Exercise goal -> Rewrite the lines starting at the one that contains "wifi-icon <box>360 8 376 22</box>" and ending at the one that contains "search-icon[interactable] <box>332 44" as a numbered list, leaving out any blank lines.

# Start of Material for this task

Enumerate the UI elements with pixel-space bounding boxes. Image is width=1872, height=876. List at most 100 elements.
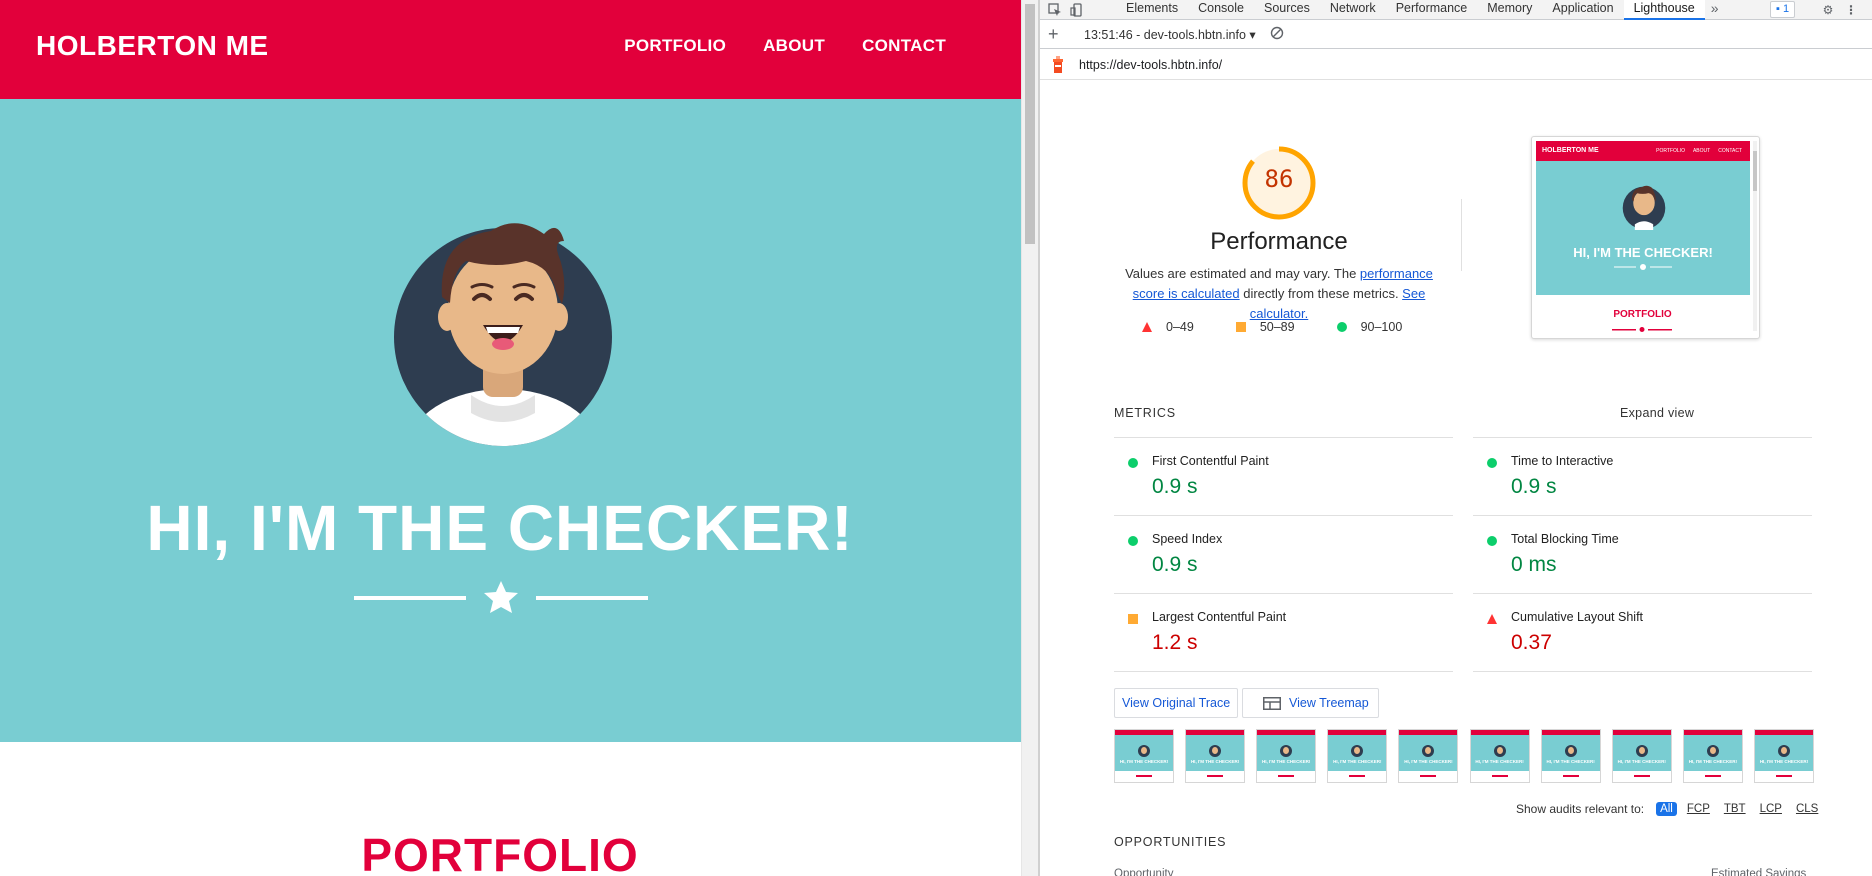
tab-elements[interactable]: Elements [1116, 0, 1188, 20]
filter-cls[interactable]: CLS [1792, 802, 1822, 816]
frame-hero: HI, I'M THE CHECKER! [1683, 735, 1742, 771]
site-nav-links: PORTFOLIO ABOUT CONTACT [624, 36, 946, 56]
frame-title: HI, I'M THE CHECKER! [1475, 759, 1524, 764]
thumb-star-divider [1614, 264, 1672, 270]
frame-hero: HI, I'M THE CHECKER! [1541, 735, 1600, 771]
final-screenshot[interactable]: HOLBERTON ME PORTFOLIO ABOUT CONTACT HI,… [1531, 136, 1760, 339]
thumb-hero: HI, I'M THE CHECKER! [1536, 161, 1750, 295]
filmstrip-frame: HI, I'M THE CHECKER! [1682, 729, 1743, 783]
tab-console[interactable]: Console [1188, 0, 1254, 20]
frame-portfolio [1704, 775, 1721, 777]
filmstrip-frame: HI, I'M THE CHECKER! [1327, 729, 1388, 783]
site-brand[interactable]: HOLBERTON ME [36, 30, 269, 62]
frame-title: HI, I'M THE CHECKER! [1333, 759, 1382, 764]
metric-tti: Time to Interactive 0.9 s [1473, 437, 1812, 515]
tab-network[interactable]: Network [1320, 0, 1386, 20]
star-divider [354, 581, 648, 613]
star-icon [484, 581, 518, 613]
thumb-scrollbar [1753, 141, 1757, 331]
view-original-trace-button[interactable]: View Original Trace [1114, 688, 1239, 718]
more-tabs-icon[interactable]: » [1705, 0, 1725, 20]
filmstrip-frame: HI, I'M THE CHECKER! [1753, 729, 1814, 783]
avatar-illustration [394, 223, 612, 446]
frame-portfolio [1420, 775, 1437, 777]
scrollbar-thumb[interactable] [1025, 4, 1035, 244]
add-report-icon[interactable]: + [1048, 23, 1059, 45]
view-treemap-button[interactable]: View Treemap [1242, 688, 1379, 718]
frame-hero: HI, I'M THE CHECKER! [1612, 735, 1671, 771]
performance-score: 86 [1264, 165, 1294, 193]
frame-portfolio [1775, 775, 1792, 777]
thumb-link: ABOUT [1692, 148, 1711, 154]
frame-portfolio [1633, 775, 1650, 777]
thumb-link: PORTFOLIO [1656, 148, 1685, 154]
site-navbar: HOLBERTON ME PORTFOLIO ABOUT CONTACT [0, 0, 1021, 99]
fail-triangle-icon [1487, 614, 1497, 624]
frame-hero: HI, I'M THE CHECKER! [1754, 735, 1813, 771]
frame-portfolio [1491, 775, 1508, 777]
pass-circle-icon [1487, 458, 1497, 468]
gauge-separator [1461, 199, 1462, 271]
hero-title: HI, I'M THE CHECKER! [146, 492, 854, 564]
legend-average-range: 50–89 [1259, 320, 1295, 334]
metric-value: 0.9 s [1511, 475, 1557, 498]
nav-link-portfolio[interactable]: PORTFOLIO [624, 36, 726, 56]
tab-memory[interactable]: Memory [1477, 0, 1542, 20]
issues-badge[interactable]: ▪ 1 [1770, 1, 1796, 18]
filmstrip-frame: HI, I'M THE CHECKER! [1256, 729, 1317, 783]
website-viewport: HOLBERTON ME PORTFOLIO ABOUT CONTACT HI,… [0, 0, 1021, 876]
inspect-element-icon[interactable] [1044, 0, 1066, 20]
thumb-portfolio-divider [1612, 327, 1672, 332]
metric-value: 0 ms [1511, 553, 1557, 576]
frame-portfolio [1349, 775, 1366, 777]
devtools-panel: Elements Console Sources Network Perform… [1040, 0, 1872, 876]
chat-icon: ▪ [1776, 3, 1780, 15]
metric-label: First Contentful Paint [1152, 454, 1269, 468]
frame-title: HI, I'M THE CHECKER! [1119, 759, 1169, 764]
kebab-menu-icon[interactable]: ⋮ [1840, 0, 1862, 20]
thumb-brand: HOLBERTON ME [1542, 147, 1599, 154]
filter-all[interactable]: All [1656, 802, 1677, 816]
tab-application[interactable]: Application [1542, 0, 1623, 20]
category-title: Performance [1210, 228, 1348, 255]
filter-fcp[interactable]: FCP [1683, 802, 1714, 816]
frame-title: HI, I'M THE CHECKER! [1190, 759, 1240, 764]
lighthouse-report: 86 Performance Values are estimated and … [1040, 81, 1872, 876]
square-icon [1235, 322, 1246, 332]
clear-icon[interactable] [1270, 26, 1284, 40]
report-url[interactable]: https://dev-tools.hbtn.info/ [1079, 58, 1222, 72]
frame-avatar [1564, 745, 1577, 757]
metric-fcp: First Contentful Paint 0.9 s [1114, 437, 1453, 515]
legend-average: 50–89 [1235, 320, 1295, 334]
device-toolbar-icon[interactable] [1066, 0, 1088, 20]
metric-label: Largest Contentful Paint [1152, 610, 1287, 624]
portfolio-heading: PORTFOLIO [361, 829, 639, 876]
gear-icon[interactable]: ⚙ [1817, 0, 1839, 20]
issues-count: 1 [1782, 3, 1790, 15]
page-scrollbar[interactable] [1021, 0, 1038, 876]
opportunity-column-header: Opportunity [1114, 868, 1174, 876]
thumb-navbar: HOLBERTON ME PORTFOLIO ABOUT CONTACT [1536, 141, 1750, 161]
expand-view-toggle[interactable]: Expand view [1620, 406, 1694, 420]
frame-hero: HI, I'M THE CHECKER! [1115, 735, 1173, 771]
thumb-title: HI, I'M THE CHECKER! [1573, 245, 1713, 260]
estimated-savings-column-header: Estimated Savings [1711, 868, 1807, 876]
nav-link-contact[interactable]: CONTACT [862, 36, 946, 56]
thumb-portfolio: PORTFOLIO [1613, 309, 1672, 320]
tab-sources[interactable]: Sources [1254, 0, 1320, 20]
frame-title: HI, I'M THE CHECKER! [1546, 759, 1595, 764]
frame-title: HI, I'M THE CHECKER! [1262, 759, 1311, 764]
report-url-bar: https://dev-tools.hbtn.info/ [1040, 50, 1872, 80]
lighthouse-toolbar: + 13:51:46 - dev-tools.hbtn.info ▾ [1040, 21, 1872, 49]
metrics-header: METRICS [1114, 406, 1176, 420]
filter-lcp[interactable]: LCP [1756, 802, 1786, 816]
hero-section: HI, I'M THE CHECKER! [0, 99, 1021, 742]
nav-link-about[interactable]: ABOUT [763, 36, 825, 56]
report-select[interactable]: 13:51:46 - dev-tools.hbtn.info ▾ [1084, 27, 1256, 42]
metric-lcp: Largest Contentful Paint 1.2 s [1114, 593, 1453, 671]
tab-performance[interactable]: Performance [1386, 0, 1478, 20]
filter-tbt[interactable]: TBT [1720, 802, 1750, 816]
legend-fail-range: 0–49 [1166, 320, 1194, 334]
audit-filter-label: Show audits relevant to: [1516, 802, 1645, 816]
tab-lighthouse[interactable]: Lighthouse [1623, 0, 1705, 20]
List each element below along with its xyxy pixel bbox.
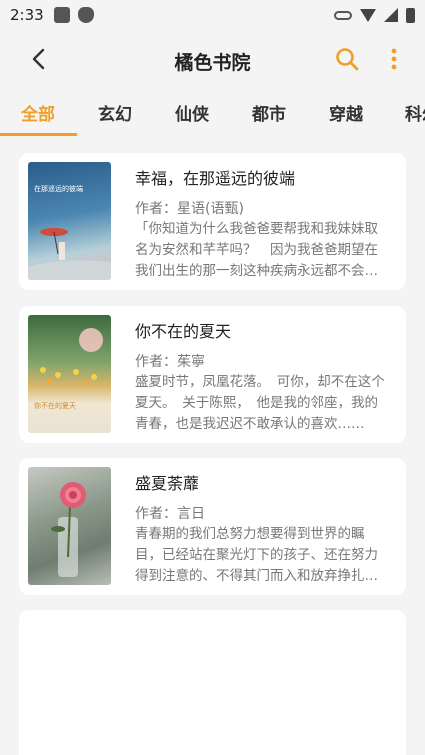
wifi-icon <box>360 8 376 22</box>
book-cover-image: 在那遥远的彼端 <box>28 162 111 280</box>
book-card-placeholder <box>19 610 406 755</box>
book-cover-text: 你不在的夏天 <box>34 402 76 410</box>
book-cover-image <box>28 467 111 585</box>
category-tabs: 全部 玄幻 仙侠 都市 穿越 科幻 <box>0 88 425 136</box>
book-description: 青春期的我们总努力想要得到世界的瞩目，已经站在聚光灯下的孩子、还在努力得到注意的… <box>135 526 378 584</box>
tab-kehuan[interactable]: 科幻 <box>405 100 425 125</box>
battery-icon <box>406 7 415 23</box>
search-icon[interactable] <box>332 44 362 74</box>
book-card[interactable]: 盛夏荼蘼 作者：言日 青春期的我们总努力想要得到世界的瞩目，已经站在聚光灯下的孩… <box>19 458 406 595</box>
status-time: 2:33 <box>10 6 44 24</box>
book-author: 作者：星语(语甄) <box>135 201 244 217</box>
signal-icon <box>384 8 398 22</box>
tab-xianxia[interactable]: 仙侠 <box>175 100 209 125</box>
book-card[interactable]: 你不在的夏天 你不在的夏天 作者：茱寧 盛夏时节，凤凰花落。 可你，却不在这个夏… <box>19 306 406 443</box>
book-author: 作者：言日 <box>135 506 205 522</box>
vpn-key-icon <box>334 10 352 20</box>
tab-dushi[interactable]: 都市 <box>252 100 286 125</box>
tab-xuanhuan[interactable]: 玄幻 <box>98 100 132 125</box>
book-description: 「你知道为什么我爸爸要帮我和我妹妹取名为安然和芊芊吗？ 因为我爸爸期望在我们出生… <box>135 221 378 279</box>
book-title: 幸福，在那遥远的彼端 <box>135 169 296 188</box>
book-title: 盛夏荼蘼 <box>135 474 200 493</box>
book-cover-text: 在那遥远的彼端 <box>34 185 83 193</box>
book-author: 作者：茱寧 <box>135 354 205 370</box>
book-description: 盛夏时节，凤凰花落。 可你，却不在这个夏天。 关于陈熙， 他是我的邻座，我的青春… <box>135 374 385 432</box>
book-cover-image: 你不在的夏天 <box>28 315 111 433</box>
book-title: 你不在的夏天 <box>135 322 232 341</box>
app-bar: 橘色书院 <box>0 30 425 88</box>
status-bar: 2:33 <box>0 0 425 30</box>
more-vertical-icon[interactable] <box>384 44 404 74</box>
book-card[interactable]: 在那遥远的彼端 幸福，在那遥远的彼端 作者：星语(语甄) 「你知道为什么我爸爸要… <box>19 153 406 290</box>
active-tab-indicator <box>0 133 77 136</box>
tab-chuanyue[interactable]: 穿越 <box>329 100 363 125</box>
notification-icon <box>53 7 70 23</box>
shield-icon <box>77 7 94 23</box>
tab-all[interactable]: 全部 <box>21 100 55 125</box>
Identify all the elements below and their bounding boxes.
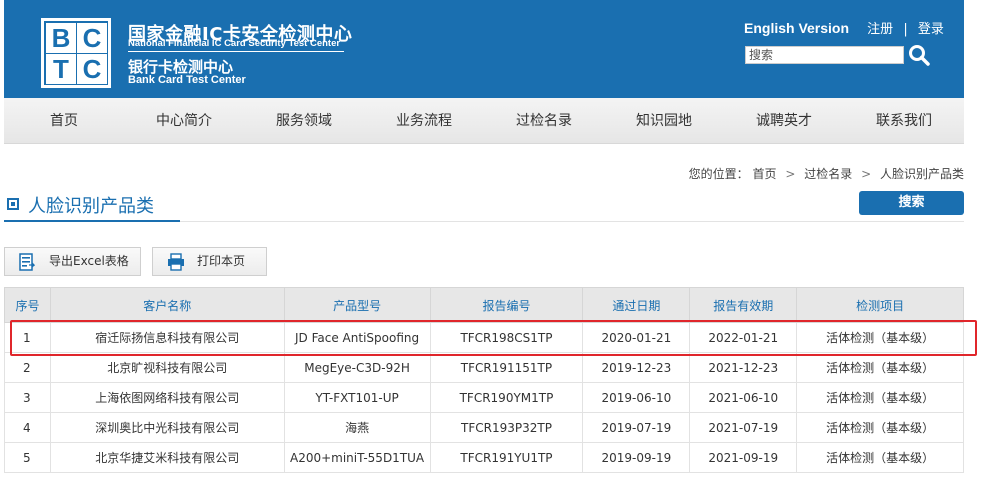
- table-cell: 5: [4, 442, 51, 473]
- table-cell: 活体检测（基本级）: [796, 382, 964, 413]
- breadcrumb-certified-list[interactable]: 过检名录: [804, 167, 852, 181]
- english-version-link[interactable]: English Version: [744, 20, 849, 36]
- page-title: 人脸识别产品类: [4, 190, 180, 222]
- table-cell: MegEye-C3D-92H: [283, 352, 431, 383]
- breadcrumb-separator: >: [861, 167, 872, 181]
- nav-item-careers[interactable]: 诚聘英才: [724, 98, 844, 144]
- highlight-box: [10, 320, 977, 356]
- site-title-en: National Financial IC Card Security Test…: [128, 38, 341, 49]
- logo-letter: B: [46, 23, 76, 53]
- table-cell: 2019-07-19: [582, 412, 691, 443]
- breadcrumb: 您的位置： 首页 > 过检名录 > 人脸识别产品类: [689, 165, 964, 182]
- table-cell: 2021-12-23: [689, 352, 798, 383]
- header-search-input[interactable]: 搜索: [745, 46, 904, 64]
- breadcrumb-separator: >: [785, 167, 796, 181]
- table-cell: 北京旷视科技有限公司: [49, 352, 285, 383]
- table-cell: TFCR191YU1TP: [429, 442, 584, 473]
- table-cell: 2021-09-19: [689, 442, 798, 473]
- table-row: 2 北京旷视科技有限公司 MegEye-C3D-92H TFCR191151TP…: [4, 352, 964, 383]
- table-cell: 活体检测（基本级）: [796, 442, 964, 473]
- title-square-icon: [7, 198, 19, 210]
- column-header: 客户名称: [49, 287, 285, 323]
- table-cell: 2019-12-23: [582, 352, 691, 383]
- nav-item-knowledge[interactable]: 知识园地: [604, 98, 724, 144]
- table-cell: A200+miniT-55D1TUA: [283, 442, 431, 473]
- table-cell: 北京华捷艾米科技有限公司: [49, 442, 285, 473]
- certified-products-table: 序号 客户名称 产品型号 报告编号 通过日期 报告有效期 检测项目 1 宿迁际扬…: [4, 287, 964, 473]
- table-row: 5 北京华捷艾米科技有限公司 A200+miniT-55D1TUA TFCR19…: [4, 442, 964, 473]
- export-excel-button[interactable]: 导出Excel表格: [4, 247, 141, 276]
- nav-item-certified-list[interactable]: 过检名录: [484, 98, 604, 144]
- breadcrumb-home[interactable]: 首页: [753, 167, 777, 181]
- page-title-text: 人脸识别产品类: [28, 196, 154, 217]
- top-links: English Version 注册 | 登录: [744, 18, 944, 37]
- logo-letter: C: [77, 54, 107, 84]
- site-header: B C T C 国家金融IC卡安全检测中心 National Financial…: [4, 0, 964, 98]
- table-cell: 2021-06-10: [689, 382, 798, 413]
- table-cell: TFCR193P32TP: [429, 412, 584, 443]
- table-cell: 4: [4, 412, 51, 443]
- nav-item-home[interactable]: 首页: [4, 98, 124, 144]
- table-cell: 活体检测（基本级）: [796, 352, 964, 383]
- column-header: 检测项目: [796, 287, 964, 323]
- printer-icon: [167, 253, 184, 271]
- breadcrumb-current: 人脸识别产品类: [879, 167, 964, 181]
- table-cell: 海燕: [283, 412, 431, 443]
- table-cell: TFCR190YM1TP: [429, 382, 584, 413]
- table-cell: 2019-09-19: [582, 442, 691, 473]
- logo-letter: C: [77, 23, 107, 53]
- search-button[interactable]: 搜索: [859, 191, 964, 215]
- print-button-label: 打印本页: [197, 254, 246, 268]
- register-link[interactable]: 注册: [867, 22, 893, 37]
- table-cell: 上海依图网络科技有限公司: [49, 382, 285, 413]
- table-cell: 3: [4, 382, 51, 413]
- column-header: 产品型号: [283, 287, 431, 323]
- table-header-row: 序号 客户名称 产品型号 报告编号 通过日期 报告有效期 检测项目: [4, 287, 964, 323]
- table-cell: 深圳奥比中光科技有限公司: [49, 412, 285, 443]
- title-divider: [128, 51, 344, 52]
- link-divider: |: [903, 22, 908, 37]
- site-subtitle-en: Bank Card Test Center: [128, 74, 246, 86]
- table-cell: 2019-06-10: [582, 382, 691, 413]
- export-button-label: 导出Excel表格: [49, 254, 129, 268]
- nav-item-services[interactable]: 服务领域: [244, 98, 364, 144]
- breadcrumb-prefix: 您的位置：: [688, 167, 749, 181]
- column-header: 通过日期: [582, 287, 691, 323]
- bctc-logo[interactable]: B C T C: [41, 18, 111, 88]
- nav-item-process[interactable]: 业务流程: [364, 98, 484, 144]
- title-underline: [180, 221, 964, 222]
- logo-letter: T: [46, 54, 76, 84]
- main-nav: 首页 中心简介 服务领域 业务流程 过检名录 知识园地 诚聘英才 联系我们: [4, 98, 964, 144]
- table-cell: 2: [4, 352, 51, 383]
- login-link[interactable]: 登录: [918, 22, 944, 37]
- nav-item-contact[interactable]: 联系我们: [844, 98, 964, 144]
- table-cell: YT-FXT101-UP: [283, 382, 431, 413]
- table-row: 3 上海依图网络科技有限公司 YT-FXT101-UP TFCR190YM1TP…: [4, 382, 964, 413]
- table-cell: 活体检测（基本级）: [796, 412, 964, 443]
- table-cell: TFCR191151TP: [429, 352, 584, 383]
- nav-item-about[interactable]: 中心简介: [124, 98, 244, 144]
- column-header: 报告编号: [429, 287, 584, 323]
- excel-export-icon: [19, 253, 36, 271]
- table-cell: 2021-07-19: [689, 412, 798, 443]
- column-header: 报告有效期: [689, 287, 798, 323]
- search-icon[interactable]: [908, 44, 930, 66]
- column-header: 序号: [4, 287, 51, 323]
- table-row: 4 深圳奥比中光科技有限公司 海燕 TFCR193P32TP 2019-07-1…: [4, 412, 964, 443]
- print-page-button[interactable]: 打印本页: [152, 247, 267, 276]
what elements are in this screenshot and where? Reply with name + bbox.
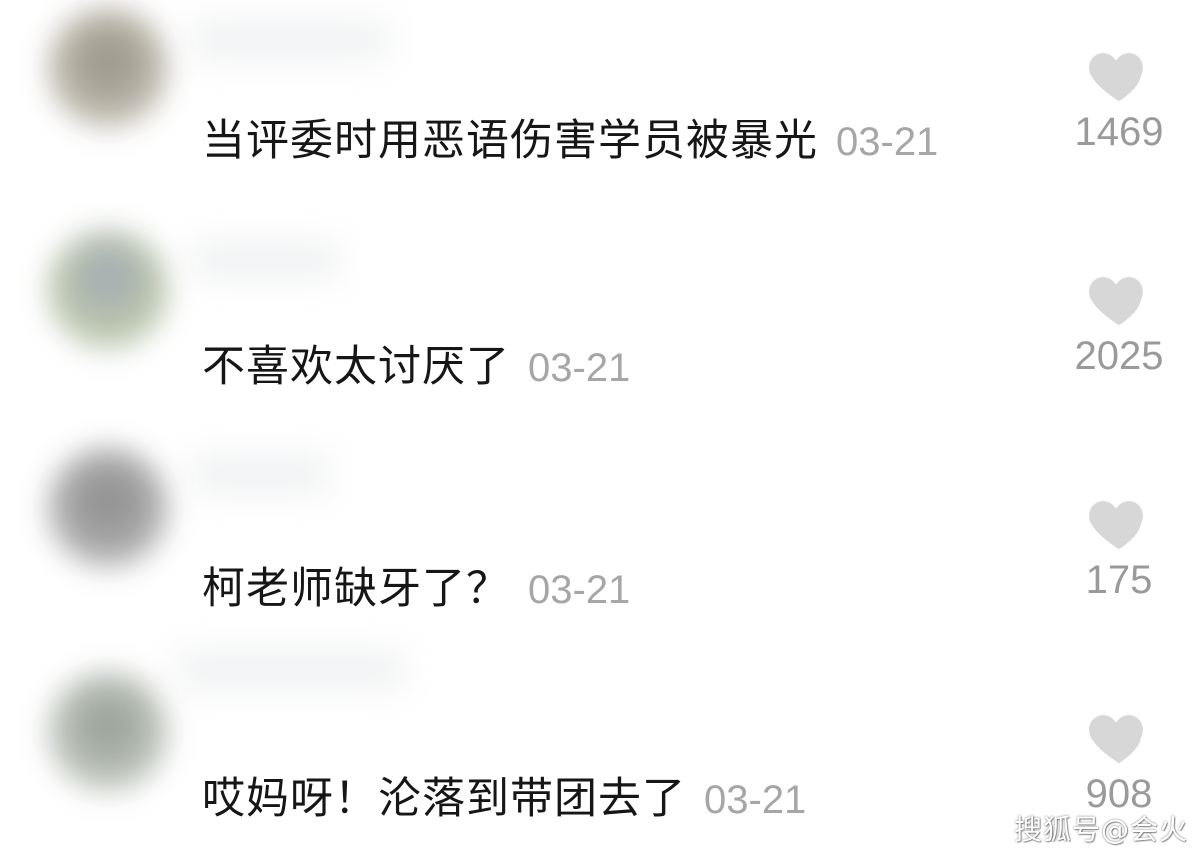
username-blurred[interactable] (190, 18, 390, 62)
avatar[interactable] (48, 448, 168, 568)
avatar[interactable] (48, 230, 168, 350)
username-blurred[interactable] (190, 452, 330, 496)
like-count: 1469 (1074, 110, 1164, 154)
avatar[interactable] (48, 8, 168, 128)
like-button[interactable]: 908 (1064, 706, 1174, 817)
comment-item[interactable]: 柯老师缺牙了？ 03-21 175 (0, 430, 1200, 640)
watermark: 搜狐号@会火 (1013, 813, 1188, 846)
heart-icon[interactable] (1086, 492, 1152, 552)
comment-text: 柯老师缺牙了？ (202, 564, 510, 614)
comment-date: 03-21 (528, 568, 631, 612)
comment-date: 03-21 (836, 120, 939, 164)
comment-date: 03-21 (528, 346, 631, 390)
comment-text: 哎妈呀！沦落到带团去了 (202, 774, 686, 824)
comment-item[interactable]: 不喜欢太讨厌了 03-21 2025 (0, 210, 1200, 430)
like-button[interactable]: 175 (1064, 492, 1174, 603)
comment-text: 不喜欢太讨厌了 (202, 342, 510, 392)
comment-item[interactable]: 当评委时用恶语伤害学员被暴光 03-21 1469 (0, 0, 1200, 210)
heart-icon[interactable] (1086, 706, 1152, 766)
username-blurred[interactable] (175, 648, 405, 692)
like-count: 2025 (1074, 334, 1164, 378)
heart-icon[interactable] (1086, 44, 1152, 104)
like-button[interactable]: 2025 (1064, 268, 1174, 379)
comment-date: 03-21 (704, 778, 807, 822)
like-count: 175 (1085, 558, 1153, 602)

# End of Material for this task

Output for this exercise ->
1. wifi-icon <box>360 8 376 22</box>
2. book-cover-image: 在那遥远的彼端 <box>28 162 111 280</box>
3. book-card-placeholder <box>19 610 406 755</box>
4. book-cover-text: 你不在的夏天 <box>34 402 76 410</box>
5. book-cover-image <box>28 467 111 585</box>
6. category-tabs: 全部 玄幻 仙侠 都市 穿越 科幻 <box>0 88 425 136</box>
7. book-description: 青春期的我们总努力想要得到世界的瞩目，已经站在聚光灯下的孩子、还在努力得到注意的… <box>135 526 378 584</box>
8. tab-kehuan[interactable]: 科幻 <box>405 100 425 125</box>
9. battery-icon <box>406 7 415 23</box>
10. search-icon[interactable] <box>332 44 362 74</box>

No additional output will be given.